(Beginning of Exercise data)
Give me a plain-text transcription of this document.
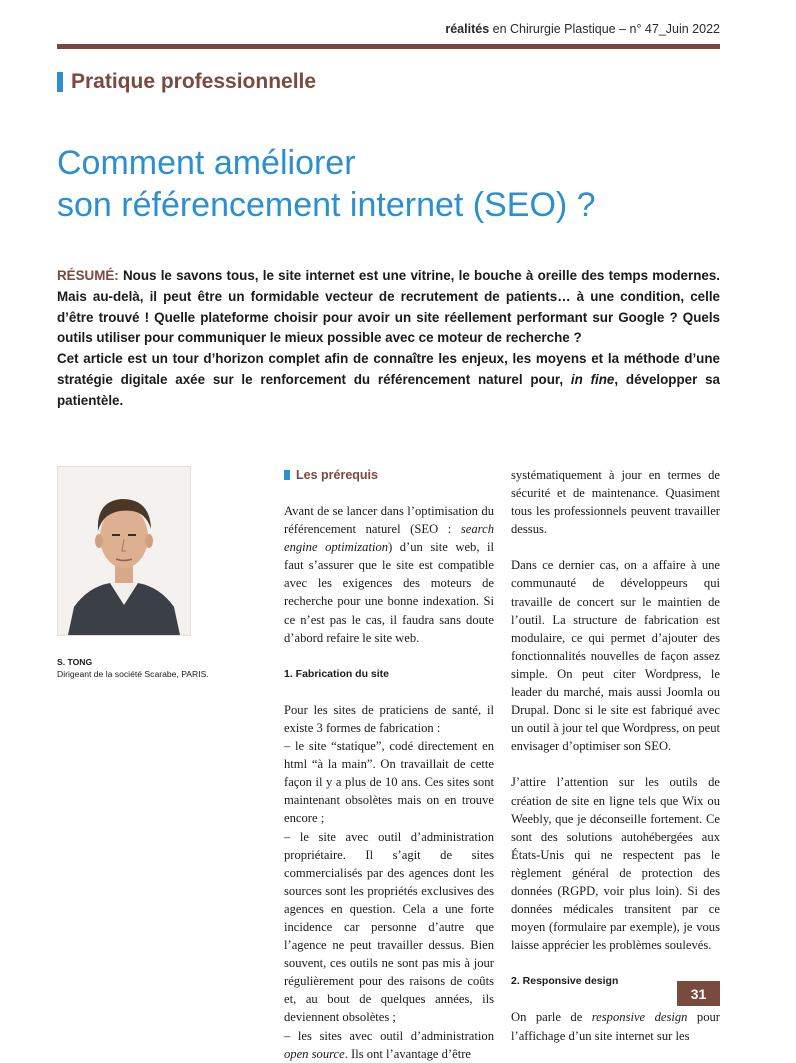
réalités en Chirurgie Plastique – n° 47_Juin 2022
Pratique professionnelle
Comment améliorer
son référencement internet (SEO) ?

RÉSUMÉ: Nous le savons tous, le site internet est une vitrine, le bouche à oreille des temps modernes. Mais au-delà, il peut être un formidable vecteur de recrutement de patients… à une condition, celle d’être trouvé ! Quelle plateforme choisir pour avoir un site réellement performant sur Google ? Quels outils utiliser pour communiquer le mieux possible avec ce moteur de recherche ?

Cet article est un tour d’horizon complet afin de connaître les enjeux, les moyens et la méthode d’une stratégie digitale axée sur le renforcement du référencement naturel pour, in fine, développer sa patientèle.

S. TONG
Dirigeant de la société Scarabe, PARIS.
Les prérequis

Avant de se lancer dans l’optimisation du référencement naturel (SEO : search engine optimization) d’un site web, il faut s’assurer que le site est compatible avec les exigences des moteurs de recherche pour une bonne indexation. Si ce n’est pas le cas, il faudra sans doute d’abord refaire le site web.

1. Fabrication du site

Pour les sites de praticiens de santé, il existe 3 formes de fabrication :

– le site “statique”, codé directement en html “à la main”. On travaillait de cette façon il y a plus de 10 ans. Ces sites sont maintenant obsolètes mais on en trouve encore ;

– le site avec outil d’administration propriétaire. Il s’agit de sites commercialisés par des agences dont les sources sont les propriétés exclusives des agences en question. Cela a une forte incidence car personne d’autre que l’agence ne peut travailler dessus. Bien souvent, ces outils ne sont pas mis à jour régulièrement pour des raisons de coûts et, au bout de quelques années, ils deviennent obsolètes ;

– les sites avec outil d’administration open source. Ils ont l’avantage d’être

systématiquement à jour en termes de sécurité et de maintenance. Quasiment tous les professionnels peuvent travailler dessus.

Dans ce dernier cas, on a affaire à une communauté de développeurs qui travaille de concert sur le maintien de l’outil. La structure de fabrication est modulaire, ce qui permet d’ajouter des fonctionnalités nouvelles de façon assez simple. On peut citer Wordpress, le leader du marché, mais aussi Joomla ou Drupal. Donc si le site est fabriqué avec un outil à jour tel que Wordpress, on peut envisager d’optimiser son SEO.

J’attire l’attention sur les outils de création de site en ligne tels que Wix ou Weebly, que je déconseille fortement. Ce sont des solutions autohébergées aux États-Unis qui ne respectent pas le règlement général de protection des données (RGPD, voir plus loin). Si des données médicales transitent par ce moyen (formulaire par exemple), je vous laisse apprécier les problèmes soulevés.

2. Responsive design

On parle de responsive design pour l’affichage d’un site internet sur les

31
(End of Exercise data)
▸ Your instructions
Copy out each line of the records above that includes "être".

▸ Response to this task
RÉSUMÉ: Nous le savons tous, le site internet est une vitrine, le bouche à oreille des temps modernes. Mais au-delà, il peut être un formidable vecteur de recrutement de patients… à une condition, celle d’être trouvé ! Quelle plateforme choisir pour avoir un site réellement performant sur Google ? Quels outils utiliser pour communiquer le mieux possible avec ce moteur de recherche ?
– les sites avec outil d’administration open source. Ils ont l’avantage d’être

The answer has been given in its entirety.